Extracted data entries:
########

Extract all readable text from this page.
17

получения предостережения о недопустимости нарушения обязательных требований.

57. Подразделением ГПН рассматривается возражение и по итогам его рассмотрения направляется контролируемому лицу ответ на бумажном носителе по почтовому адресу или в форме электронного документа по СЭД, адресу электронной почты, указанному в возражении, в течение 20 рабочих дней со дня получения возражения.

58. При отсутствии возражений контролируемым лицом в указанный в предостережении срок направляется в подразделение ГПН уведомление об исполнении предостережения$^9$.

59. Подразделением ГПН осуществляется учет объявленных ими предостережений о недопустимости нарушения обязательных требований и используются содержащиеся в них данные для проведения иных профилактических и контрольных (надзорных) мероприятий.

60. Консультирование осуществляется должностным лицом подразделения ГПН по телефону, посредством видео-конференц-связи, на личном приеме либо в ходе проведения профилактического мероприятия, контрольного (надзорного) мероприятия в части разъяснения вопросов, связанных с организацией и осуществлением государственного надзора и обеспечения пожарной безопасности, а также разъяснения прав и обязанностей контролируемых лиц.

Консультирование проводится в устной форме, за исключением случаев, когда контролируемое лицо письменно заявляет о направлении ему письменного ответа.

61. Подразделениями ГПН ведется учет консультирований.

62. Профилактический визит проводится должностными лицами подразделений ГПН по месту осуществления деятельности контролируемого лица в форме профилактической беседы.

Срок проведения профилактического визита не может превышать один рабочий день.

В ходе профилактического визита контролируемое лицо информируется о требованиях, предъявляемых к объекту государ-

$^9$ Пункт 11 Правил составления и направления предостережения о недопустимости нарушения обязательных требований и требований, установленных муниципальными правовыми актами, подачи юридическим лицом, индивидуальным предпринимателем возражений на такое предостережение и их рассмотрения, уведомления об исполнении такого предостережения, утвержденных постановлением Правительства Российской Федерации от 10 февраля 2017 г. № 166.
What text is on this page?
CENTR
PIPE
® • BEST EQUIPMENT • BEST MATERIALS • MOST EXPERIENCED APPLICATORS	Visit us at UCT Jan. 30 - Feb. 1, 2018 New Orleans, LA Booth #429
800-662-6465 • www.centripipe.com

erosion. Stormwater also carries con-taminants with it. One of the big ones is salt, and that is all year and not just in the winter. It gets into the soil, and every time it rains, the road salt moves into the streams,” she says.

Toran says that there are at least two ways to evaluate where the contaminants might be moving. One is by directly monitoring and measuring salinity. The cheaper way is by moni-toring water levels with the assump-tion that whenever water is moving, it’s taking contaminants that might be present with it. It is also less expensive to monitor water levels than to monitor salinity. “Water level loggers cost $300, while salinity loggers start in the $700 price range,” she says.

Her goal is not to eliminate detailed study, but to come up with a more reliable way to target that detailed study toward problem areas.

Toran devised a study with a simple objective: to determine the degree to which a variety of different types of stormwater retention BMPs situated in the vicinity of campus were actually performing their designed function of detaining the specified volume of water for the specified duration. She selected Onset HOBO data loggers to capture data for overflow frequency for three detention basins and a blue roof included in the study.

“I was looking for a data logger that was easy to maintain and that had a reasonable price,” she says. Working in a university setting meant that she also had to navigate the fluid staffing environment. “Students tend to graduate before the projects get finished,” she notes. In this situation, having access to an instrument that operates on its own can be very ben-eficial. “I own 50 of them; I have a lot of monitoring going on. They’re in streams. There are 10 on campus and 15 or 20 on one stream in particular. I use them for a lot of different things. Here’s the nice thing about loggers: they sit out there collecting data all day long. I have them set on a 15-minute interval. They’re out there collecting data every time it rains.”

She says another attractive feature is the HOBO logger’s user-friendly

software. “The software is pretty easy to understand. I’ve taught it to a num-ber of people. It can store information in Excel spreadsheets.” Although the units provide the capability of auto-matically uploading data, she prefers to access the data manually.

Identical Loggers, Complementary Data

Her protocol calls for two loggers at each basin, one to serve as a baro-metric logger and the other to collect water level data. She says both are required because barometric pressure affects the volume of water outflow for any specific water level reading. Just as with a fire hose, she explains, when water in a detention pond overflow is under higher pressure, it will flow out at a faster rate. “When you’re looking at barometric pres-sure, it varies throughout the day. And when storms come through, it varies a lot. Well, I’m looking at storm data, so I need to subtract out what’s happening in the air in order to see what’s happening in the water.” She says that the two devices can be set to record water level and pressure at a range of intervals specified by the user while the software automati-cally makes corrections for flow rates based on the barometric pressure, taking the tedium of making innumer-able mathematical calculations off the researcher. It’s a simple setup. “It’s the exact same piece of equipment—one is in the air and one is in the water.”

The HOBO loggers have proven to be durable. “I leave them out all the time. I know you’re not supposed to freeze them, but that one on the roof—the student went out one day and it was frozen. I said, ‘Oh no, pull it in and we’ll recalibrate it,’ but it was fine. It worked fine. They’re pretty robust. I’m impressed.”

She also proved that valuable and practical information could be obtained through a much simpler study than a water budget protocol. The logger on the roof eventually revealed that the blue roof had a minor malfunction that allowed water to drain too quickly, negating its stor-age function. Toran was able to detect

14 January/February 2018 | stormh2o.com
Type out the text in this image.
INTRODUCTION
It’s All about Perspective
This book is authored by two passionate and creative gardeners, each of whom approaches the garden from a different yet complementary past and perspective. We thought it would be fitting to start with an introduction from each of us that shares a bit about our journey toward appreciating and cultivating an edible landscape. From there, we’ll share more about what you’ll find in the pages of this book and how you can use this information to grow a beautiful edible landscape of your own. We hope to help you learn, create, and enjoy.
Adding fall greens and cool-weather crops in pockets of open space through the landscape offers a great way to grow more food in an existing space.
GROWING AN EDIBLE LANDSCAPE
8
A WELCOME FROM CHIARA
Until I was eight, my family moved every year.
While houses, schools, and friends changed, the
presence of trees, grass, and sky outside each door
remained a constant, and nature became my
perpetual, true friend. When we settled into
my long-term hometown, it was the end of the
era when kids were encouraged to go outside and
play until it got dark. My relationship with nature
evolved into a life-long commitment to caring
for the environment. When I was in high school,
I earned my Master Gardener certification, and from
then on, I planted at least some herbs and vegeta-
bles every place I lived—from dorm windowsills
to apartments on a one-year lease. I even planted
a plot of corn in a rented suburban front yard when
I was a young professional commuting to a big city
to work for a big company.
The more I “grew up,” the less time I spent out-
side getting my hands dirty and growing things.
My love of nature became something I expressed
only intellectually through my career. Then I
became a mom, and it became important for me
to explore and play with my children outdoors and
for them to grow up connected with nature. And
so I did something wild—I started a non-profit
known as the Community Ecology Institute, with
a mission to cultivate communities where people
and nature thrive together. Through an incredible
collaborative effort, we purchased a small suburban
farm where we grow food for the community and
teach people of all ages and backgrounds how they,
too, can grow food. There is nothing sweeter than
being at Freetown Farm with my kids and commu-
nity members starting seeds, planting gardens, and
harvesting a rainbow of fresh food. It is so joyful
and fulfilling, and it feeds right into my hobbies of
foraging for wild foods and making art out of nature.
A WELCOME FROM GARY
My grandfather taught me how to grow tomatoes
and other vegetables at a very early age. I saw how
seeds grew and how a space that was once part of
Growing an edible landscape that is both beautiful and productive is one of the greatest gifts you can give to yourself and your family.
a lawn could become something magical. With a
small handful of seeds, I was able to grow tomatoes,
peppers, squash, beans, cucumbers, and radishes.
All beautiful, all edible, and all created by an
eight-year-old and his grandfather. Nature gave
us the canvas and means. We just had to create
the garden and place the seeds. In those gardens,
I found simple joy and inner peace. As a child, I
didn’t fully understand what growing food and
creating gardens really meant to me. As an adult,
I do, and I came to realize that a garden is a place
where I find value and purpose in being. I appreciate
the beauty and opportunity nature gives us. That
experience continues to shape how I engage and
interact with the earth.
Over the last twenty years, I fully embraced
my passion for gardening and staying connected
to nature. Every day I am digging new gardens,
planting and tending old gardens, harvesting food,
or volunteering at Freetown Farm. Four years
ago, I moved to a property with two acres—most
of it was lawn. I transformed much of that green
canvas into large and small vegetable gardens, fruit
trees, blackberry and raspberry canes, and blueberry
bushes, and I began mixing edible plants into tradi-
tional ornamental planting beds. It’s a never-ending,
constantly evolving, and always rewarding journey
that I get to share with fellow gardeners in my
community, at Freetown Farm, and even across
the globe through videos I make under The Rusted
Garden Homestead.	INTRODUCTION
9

########

### What is being asked:
Search the data for the word "study" and copy each line where it appears.

### The completed task:
Her goal is not to eliminate detailed study, but to come up with a more reliable way to target that detailed study toward problem areas.
Toran devised a study with a simple objective: to determine the degree to which a variety of different types of stormwater retention BMPs situated in the vicinity of campus were actually performing their designed function of detaining the specified volume of water for the specified duration. She selected Onset HOBO data loggers to capture data for overflow frequency for three detention basins and a blue roof included in the study.
She also proved that valuable and practical information could be obtained through a much simpler study than a water budget protocol. The logger on the roof eventually revealed that the blue roof had a minor malfunction that allowed water to drain too quickly, negating its stor-age function. Toran was able to detect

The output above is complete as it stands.